- [Objective]
Format every line of the records below as a JSON list of strings, one string per line, leaving out blank lines.

- [Information supplied]
## Begin

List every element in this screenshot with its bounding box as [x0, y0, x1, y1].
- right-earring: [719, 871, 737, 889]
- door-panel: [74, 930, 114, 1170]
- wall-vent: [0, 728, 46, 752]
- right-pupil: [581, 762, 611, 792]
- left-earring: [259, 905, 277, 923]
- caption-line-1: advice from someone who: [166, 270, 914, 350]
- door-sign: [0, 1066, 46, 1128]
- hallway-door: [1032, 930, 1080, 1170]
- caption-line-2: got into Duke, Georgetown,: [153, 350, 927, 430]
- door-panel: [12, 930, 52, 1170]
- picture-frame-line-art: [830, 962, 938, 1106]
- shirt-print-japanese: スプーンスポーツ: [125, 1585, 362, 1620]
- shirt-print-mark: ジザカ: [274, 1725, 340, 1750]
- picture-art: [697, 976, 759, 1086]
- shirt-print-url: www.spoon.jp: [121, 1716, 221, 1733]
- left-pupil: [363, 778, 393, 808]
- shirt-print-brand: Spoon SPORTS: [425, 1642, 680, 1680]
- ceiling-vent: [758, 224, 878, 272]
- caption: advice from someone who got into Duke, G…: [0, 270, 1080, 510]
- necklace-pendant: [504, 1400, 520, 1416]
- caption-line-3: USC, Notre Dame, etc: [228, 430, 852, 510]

## End

- [Solution to this problem]
[
  "List every element in this screenshot with its bounding box as [x0, y0, x1, y1].",
  "- right-earring: [719, 871, 737, 889]",
  "- door-panel: [74, 930, 114, 1170]",
  "- wall-vent: [0, 728, 46, 752]",
  "- right-pupil: [581, 762, 611, 792]",
  "- left-earring: [259, 905, 277, 923]",
  "- caption-line-1: advice from someone who: [166, 270, 914, 350]",
  "- door-sign: [0, 1066, 46, 1128]",
  "- hallway-door: [1032, 930, 1080, 1170]",
  "- caption-line-2: got into Duke, Georgetown,: [153, 350, 927, 430]",
  "- door-panel: [12, 930, 52, 1170]",
  "- picture-frame-line-art: [830, 962, 938, 1106]",
  "- shirt-print-japanese: スプーンスポーツ: [125, 1585, 362, 1620]",
  "- shirt-print-mark: ジザカ: [274, 1725, 340, 1750]",
  "- picture-art: [697, 976, 759, 1086]",
  "- shirt-print-url: www.spoon.jp: [121, 1716, 221, 1733]",
  "- left-pupil: [363, 778, 393, 808]",
  "- shirt-print-brand: Spoon SPORTS: [425, 1642, 680, 1680]",
  "- ceiling-vent: [758, 224, 878, 272]",
  "- caption: advice from someone who got into Duke, G…: [0, 270, 1080, 510]",
  "- necklace-pendant: [504, 1400, 520, 1416]",
  "- caption-line-3: USC, Notre Dame, etc: [228, 430, 852, 510]"
]